-- START ENTRIES SHOWN --
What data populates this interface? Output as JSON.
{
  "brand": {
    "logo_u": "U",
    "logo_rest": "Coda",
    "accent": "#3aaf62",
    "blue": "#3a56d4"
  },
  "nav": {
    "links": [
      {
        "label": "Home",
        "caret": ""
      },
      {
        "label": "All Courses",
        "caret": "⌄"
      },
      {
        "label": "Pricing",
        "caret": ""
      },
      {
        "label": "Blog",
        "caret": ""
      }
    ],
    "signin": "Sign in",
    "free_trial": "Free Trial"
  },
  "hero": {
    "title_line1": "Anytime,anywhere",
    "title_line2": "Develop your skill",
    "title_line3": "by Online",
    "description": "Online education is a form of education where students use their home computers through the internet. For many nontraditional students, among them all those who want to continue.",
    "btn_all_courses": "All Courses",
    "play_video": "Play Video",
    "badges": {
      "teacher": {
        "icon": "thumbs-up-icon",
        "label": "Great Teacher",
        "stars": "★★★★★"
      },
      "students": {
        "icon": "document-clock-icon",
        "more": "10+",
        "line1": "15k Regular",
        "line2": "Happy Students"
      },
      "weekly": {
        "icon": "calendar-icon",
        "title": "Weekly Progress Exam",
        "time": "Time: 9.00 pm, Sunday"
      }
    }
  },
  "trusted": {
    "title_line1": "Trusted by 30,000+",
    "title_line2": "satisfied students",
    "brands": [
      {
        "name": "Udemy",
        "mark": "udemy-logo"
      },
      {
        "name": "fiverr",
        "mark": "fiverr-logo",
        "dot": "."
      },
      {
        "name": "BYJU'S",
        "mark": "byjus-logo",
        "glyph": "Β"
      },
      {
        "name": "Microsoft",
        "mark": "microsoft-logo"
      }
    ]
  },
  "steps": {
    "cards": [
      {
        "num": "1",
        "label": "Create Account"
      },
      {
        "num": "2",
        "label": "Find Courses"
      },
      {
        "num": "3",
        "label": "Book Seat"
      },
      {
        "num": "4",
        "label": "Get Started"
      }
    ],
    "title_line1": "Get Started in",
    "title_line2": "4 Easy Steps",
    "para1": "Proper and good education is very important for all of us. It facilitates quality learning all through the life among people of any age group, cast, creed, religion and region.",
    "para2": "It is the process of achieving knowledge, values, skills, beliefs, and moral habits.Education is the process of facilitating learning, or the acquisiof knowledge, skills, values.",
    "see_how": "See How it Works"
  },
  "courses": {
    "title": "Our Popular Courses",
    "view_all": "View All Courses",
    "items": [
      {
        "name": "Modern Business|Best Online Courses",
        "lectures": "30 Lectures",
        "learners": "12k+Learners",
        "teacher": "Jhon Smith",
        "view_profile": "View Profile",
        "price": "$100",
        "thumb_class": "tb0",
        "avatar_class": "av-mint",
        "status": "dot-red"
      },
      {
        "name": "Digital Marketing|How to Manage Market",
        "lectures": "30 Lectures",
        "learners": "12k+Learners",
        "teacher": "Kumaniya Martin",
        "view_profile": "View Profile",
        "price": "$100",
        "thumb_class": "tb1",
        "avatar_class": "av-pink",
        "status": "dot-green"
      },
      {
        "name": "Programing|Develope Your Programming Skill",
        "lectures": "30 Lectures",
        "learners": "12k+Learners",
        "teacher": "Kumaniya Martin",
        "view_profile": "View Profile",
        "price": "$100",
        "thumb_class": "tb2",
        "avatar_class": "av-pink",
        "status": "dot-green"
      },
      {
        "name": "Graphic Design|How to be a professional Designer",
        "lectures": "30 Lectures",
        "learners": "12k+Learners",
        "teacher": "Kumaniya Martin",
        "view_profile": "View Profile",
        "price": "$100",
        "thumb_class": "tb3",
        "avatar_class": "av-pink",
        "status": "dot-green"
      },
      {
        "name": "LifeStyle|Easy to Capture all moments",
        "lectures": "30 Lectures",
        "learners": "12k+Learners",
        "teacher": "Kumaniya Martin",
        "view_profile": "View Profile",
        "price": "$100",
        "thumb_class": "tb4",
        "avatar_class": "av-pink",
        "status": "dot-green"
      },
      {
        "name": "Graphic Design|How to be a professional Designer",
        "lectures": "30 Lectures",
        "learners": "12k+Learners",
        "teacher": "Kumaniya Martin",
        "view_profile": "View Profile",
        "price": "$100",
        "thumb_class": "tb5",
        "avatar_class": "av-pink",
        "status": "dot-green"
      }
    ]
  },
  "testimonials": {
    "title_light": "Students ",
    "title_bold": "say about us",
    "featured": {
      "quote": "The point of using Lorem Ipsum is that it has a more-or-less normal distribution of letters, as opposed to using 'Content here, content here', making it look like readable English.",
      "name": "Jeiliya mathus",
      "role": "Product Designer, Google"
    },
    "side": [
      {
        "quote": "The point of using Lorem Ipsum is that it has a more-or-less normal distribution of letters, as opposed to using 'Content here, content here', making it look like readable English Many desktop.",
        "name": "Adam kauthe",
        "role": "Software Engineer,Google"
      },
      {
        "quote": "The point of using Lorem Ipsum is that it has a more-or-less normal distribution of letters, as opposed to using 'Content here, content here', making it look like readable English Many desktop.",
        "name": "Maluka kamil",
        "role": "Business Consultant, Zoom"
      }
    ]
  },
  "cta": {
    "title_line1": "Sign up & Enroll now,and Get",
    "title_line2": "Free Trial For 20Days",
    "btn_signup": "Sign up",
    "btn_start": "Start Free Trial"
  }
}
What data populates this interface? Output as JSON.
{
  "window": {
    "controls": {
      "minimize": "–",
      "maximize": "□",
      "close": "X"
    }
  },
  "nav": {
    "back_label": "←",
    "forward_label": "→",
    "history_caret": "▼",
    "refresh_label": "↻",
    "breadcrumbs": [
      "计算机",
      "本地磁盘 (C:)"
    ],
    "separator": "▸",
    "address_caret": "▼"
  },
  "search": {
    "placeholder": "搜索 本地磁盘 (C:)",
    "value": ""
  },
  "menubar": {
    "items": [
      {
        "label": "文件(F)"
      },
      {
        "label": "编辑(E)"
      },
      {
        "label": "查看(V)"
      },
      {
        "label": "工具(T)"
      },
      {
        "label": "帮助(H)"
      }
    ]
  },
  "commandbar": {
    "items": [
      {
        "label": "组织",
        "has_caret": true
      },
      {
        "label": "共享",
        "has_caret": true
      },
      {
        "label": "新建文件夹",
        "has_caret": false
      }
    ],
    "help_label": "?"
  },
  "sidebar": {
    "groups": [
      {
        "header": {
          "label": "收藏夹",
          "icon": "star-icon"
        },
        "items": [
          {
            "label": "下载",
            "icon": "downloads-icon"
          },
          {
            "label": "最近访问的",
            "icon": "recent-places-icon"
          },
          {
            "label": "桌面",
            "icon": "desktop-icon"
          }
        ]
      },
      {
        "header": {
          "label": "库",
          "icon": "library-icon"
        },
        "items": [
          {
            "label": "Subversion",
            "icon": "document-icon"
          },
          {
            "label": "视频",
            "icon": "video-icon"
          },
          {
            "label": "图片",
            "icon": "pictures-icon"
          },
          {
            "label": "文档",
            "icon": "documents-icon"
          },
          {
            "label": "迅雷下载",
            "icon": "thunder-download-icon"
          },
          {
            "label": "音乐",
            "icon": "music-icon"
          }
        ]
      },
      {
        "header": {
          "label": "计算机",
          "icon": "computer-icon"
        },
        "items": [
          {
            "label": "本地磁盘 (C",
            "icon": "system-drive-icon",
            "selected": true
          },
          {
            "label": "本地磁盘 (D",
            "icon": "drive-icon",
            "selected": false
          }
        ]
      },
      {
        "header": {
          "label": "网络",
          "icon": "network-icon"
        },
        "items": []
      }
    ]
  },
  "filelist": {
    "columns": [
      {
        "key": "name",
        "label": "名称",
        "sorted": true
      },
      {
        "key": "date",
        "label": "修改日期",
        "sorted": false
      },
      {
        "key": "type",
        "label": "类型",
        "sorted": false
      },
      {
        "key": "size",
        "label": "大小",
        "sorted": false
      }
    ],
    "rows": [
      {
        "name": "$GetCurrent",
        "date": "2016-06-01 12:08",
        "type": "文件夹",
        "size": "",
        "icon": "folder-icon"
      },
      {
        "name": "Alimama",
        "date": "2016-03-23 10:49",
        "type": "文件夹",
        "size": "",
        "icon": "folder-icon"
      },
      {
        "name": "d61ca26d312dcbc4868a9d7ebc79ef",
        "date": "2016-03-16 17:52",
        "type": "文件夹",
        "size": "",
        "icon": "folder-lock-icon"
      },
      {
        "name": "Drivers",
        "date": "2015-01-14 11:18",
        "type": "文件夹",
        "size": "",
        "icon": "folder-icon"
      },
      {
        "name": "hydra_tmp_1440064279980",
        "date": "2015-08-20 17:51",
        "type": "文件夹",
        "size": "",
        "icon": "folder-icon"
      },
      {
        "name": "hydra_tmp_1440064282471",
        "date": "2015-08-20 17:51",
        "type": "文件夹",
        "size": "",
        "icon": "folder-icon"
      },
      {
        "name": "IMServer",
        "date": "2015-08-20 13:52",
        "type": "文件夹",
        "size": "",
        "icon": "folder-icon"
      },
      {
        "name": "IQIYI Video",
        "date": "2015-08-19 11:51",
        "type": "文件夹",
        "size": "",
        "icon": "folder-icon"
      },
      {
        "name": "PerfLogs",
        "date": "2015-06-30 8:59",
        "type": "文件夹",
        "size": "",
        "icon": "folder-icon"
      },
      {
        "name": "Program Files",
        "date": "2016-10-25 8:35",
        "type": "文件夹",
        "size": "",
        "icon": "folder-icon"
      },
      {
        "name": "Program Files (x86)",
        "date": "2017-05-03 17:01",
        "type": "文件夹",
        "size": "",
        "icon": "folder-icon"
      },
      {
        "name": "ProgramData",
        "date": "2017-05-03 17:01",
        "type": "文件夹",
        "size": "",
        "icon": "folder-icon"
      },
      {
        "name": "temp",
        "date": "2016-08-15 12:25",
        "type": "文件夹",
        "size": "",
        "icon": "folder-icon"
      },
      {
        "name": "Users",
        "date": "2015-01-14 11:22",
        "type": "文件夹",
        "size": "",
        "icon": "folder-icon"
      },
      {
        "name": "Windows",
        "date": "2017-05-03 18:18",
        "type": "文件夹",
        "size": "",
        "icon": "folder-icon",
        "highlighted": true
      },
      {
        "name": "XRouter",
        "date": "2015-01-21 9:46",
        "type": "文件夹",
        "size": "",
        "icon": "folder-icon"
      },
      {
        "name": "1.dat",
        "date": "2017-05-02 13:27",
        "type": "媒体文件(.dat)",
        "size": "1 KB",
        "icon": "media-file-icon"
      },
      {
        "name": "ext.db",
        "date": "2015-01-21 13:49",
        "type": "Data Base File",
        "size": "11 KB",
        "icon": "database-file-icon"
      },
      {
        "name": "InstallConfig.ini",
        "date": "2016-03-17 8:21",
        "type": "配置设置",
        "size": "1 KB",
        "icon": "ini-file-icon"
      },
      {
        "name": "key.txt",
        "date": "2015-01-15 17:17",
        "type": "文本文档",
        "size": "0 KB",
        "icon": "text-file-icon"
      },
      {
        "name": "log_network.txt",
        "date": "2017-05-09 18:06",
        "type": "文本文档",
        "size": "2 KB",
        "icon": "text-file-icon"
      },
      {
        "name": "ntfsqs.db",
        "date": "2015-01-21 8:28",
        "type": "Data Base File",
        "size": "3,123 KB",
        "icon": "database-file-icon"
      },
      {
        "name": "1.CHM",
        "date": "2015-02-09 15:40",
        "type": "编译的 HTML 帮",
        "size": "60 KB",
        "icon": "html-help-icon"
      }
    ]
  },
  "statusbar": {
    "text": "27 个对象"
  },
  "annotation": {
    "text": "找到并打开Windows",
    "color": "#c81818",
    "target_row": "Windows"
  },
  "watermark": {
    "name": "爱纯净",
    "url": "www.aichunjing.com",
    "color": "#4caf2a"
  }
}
-- END ENTRIES SHOWN --
=== WHAT YOU WILL DO ===
Copy each line of the records that contains the word "Business".

=== SOLUTION ===
        "name": "Modern Business|Best Online Courses",
        "role": "Business Consultant, Zoom"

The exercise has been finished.